● WRITTEN EXERCISE: Count the lines below that contain the word "level" and give only that number.

(Dataset items)
•••

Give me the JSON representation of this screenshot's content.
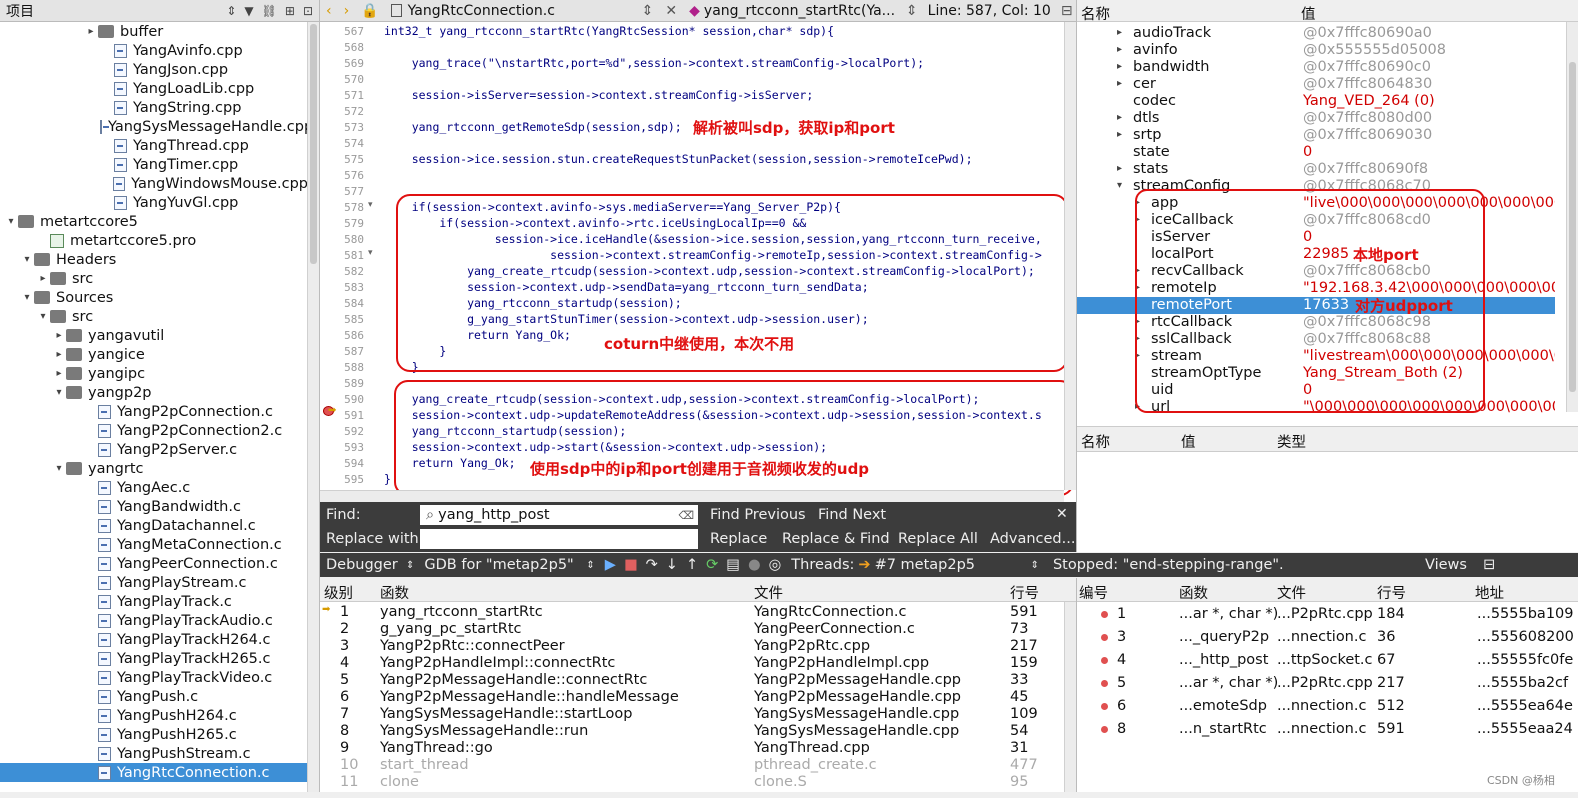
{
  "left": {
    "header": "项目",
    "tree": [
      {
        "label": "buffer",
        "indent": 5,
        "kind": "dir",
        "arrow": "▸"
      },
      {
        "label": "YangAvinfo.cpp",
        "indent": 6,
        "kind": "file"
      },
      {
        "label": "YangJson.cpp",
        "indent": 6,
        "kind": "file"
      },
      {
        "label": "YangLoadLib.cpp",
        "indent": 6,
        "kind": "file"
      },
      {
        "label": "YangString.cpp",
        "indent": 6,
        "kind": "file"
      },
      {
        "label": "YangSysMessageHandle.cpp",
        "indent": 6,
        "kind": "file"
      },
      {
        "label": "YangThread.cpp",
        "indent": 6,
        "kind": "file"
      },
      {
        "label": "YangTimer.cpp",
        "indent": 6,
        "kind": "file"
      },
      {
        "label": "YangWindowsMouse.cpp",
        "indent": 6,
        "kind": "file"
      },
      {
        "label": "YangYuvGl.cpp",
        "indent": 6,
        "kind": "file"
      },
      {
        "label": "metartccore5",
        "indent": 0,
        "kind": "proj",
        "arrow": "▾"
      },
      {
        "label": "metartccore5.pro",
        "indent": 2,
        "kind": "pro"
      },
      {
        "label": "Headers",
        "indent": 1,
        "kind": "dir",
        "arrow": "▾"
      },
      {
        "label": "src",
        "indent": 2,
        "kind": "dir",
        "arrow": "▸"
      },
      {
        "label": "Sources",
        "indent": 1,
        "kind": "dir",
        "arrow": "▾"
      },
      {
        "label": "src",
        "indent": 2,
        "kind": "dir",
        "arrow": "▾"
      },
      {
        "label": "yangavutil",
        "indent": 3,
        "kind": "dir",
        "arrow": "▸"
      },
      {
        "label": "yangice",
        "indent": 3,
        "kind": "dir",
        "arrow": "▸"
      },
      {
        "label": "yangipc",
        "indent": 3,
        "kind": "dir",
        "arrow": "▸"
      },
      {
        "label": "yangp2p",
        "indent": 3,
        "kind": "dir",
        "arrow": "▾"
      },
      {
        "label": "YangP2pConnection.c",
        "indent": 5,
        "kind": "file"
      },
      {
        "label": "YangP2pConnection2.c",
        "indent": 5,
        "kind": "file"
      },
      {
        "label": "YangP2pServer.c",
        "indent": 5,
        "kind": "file"
      },
      {
        "label": "yangrtc",
        "indent": 3,
        "kind": "dir",
        "arrow": "▾"
      },
      {
        "label": "YangAec.c",
        "indent": 5,
        "kind": "file"
      },
      {
        "label": "YangBandwidth.c",
        "indent": 5,
        "kind": "file"
      },
      {
        "label": "YangDatachannel.c",
        "indent": 5,
        "kind": "file"
      },
      {
        "label": "YangMetaConnection.c",
        "indent": 5,
        "kind": "file"
      },
      {
        "label": "YangPeerConnection.c",
        "indent": 5,
        "kind": "file"
      },
      {
        "label": "YangPlayStream.c",
        "indent": 5,
        "kind": "file"
      },
      {
        "label": "YangPlayTrack.c",
        "indent": 5,
        "kind": "file"
      },
      {
        "label": "YangPlayTrackAudio.c",
        "indent": 5,
        "kind": "file"
      },
      {
        "label": "YangPlayTrackH264.c",
        "indent": 5,
        "kind": "file"
      },
      {
        "label": "YangPlayTrackH265.c",
        "indent": 5,
        "kind": "file"
      },
      {
        "label": "YangPlayTrackVideo.c",
        "indent": 5,
        "kind": "file"
      },
      {
        "label": "YangPush.c",
        "indent": 5,
        "kind": "file"
      },
      {
        "label": "YangPushH264.c",
        "indent": 5,
        "kind": "file"
      },
      {
        "label": "YangPushH265.c",
        "indent": 5,
        "kind": "file"
      },
      {
        "label": "YangPushStream.c",
        "indent": 5,
        "kind": "file"
      },
      {
        "label": "YangRtcConnection.c",
        "indent": 5,
        "kind": "file",
        "selected": true
      }
    ]
  },
  "editor": {
    "file_tab": "YangRtcConnection.c",
    "func_tab": "yang_rtcconn_startRtc(Ya...",
    "position": "Line: 587, Col: 10",
    "lines": [
      {
        "n": "567",
        "text": "int32_t yang_rtcconn_startRtc(YangRtcSession* session,char* sdp){"
      },
      {
        "n": "568",
        "text": ""
      },
      {
        "n": "569",
        "text": "    yang_trace(\"\\nstartRtc,port=%d\",session->context.streamConfig->localPort);"
      },
      {
        "n": "570",
        "text": ""
      },
      {
        "n": "571",
        "text": "    session->isServer=session->context.streamConfig->isServer;"
      },
      {
        "n": "572",
        "text": ""
      },
      {
        "n": "573",
        "text": "    yang_rtcconn_getRemoteSdp(session,sdp);"
      },
      {
        "n": "574",
        "text": ""
      },
      {
        "n": "575",
        "text": "    session->ice.session.stun.createRequestStunPacket(session,session->remoteIcePwd);"
      },
      {
        "n": "576",
        "text": ""
      },
      {
        "n": "577",
        "text": ""
      },
      {
        "n": "578",
        "text": "    if(session->context.avinfo->sys.mediaServer==Yang_Server_P2p){"
      },
      {
        "n": "579",
        "text": "        if(session->context.avinfo->rtc.iceUsingLocalIp==0 &&"
      },
      {
        "n": "580",
        "text": "                session->ice.iceHandle(&session->ice.session,session,yang_rtcconn_turn_receive,"
      },
      {
        "n": "581",
        "text": "                        session->context.streamConfig->remoteIp,session->context.streamConfig->"
      },
      {
        "n": "582",
        "text": "            yang_create_rtcudp(session->context.udp,session->context.streamConfig->localPort);"
      },
      {
        "n": "583",
        "text": "            session->context.udp->sendData=yang_rtcconn_turn_sendData;"
      },
      {
        "n": "584",
        "text": "            yang_rtcconn_startudp(session);"
      },
      {
        "n": "585",
        "text": "            g_yang_startStunTimer(session->context.udp->session.user);"
      },
      {
        "n": "586",
        "text": "            return Yang_Ok;"
      },
      {
        "n": "587",
        "text": "        }"
      },
      {
        "n": "588",
        "text": "    }"
      },
      {
        "n": "589",
        "text": ""
      },
      {
        "n": "590",
        "text": "    yang_create_rtcudp(session->context.udp,session->context.streamConfig->localPort);"
      },
      {
        "n": "591",
        "text": "    session->context.udp->updateRemoteAddress(&session->context.udp->session,session->context.s"
      },
      {
        "n": "592",
        "text": "    yang_rtcconn_startudp(session);"
      },
      {
        "n": "593",
        "text": "    session->context.udp->start(&session->context.udp->session);"
      },
      {
        "n": "594",
        "text": "    return Yang_Ok;"
      },
      {
        "n": "595",
        "text": "}"
      }
    ],
    "annotations": {
      "sdp": "解析被叫sdp，获取ip和port",
      "coturn": "coturn中继使用，本次不用",
      "udp": "使用sdp中的ip和port创建用于音视频收发的udp"
    }
  },
  "findbar": {
    "find_label": "Find:",
    "find_value": "yang_http_post",
    "replace_label": "Replace with:",
    "find_prev": "Find Previous",
    "find_next": "Find Next",
    "replace": "Replace",
    "replace_find": "Replace & Find",
    "replace_all": "Replace All",
    "advanced": "Advanced..."
  },
  "debugbar": {
    "debugger": "Debugger",
    "gdb": "GDB for \"metap2p5\"",
    "threads_label": "Threads:",
    "thread": "#7 metap2p5",
    "stopped": "Stopped: \"end-stepping-range\".",
    "views": "Views"
  },
  "stack": {
    "headers": [
      "级别",
      "函数",
      "文件",
      "行号"
    ],
    "rows": [
      {
        "level": "1",
        "func": "yang_rtcconn_startRtc",
        "file": "YangRtcConnection.c",
        "line": "591",
        "current": true
      },
      {
        "level": "2",
        "func": "g_yang_pc_startRtc",
        "file": "YangPeerConnection.c",
        "line": "73"
      },
      {
        "level": "3",
        "func": "YangP2pRtc::connectPeer",
        "file": "YangP2pRtc.cpp",
        "line": "217"
      },
      {
        "level": "4",
        "func": "YangP2pHandleImpl::connectRtc",
        "file": "YangP2pHandleImpl.cpp",
        "line": "159"
      },
      {
        "level": "5",
        "func": "YangP2pMessageHandle::connectRtc",
        "file": "YangP2pMessageHandle.cpp",
        "line": "33"
      },
      {
        "level": "6",
        "func": "YangP2pMessageHandle::handleMessage",
        "file": "YangP2pMessageHandle.cpp",
        "line": "45"
      },
      {
        "level": "7",
        "func": "YangSysMessageHandle::startLoop",
        "file": "YangSysMessageHandle.cpp",
        "line": "109"
      },
      {
        "level": "8",
        "func": "YangSysMessageHandle::run",
        "file": "YangSysMessageHandle.cpp",
        "line": "54"
      },
      {
        "level": "9",
        "func": "YangThread::go",
        "file": "YangThread.cpp",
        "line": "31"
      },
      {
        "level": "10",
        "func": "start_thread",
        "file": "pthread_create.c",
        "line": "477",
        "dim": true
      },
      {
        "level": "11",
        "func": "clone",
        "file": "clone.S",
        "line": "95",
        "dim": true
      }
    ]
  },
  "locals": {
    "headers": [
      "名称",
      "值"
    ],
    "rows": [
      {
        "name": "audioTrack",
        "value": "@0x7fffc80690a0",
        "indent": 0,
        "arrow": "▸",
        "vc": "gray"
      },
      {
        "name": "avinfo",
        "value": "@0x555555d05008",
        "indent": 0,
        "arrow": "▸",
        "vc": "gray"
      },
      {
        "name": "bandwidth",
        "value": "@0x7fffc80690c0",
        "indent": 0,
        "arrow": "▸",
        "vc": "gray"
      },
      {
        "name": "cer",
        "value": "@0x7fffc8064830",
        "indent": 0,
        "arrow": "▸",
        "vc": "gray"
      },
      {
        "name": "codec",
        "value": "Yang_VED_264 (0)",
        "indent": 0,
        "arrow": "",
        "vc": "red"
      },
      {
        "name": "dtls",
        "value": "@0x7fffc8080d00",
        "indent": 0,
        "arrow": "▸",
        "vc": "gray"
      },
      {
        "name": "srtp",
        "value": "@0x7fffc8069030",
        "indent": 0,
        "arrow": "▸",
        "vc": "gray"
      },
      {
        "name": "state",
        "value": "0",
        "indent": 0,
        "arrow": "",
        "vc": "red"
      },
      {
        "name": "stats",
        "value": "@0x7fffc80690f8",
        "indent": 0,
        "arrow": "▸",
        "vc": "gray"
      },
      {
        "name": "streamConfig",
        "value": "@0x7fffc8068c70",
        "indent": 0,
        "arrow": "▾",
        "vc": "gray"
      },
      {
        "name": "app",
        "value": "\"live\\000\\000\\000\\000\\000\\000\\000\\",
        "indent": 1,
        "arrow": "▸",
        "vc": "red"
      },
      {
        "name": "iceCallback",
        "value": "@0x7fffc8068cd0",
        "indent": 1,
        "arrow": "▸",
        "vc": "gray"
      },
      {
        "name": "isServer",
        "value": "0",
        "indent": 1,
        "arrow": "",
        "vc": "red"
      },
      {
        "name": "localPort",
        "value": "22985",
        "indent": 1,
        "arrow": "",
        "vc": "red",
        "note": "本地port"
      },
      {
        "name": "recvCallback",
        "value": "@0x7fffc8068cb0",
        "indent": 1,
        "arrow": "▸",
        "vc": "gray"
      },
      {
        "name": "remoteIp",
        "value": "\"192.168.3.42\\000\\000\\000\\000\\000\\000\\",
        "indent": 1,
        "arrow": "▸",
        "vc": "red"
      },
      {
        "name": "remotePort",
        "value": "17633",
        "indent": 1,
        "arrow": "",
        "vc": "red",
        "note": "对方udpport",
        "selected": true
      },
      {
        "name": "rtcCallback",
        "value": "@0x7fffc8068c98",
        "indent": 1,
        "arrow": "▸",
        "vc": "gray"
      },
      {
        "name": "sslCallback",
        "value": "@0x7fffc8068c88",
        "indent": 1,
        "arrow": "▸",
        "vc": "gray"
      },
      {
        "name": "stream",
        "value": "\"livestream\\000\\000\\000\\000\\000\\000\\",
        "indent": 1,
        "arrow": "▸",
        "vc": "red"
      },
      {
        "name": "streamOptType",
        "value": "Yang_Stream_Both (2)",
        "indent": 1,
        "arrow": "",
        "vc": "red"
      },
      {
        "name": "uid",
        "value": "0",
        "indent": 1,
        "arrow": "",
        "vc": "red"
      },
      {
        "name": "url",
        "value": "\"\\000\\000\\000\\000\\000\\000\\000\\000\\000\\",
        "indent": 1,
        "arrow": "▸",
        "vc": "red"
      }
    ]
  },
  "watch": {
    "headers": [
      "名称",
      "值",
      "类型"
    ]
  },
  "breakpoints": {
    "headers": [
      "编号",
      "函数",
      "文件",
      "行号",
      "地址"
    ],
    "rows": [
      {
        "num": "1",
        "func": "...ar *, char *)",
        "file": "...P2pRtc.cpp",
        "line": "184",
        "addr": "...5555ba109"
      },
      {
        "num": "3",
        "func": "..._queryP2p",
        "file": "...nnection.c",
        "line": "36",
        "addr": "...555608200"
      },
      {
        "num": "4",
        "func": "..._http_post",
        "file": "...ttpSocket.c",
        "line": "67",
        "addr": "...55555fc0fe"
      },
      {
        "num": "5",
        "func": "...ar *, char *)",
        "file": "...P2pRtc.cpp",
        "line": "217",
        "addr": "...5555ba2cf"
      },
      {
        "num": "6",
        "func": "...emoteSdp",
        "file": "...nnection.c",
        "line": "512",
        "addr": "...5555ea64e"
      },
      {
        "num": "8",
        "func": "...n_startRtc",
        "file": "...nnection.c",
        "line": "591",
        "addr": "...5555eaa24"
      }
    ]
  },
  "watermark": "CSDN @杨相"
}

•••

● ANSWER TO THIS EXERCISE: 11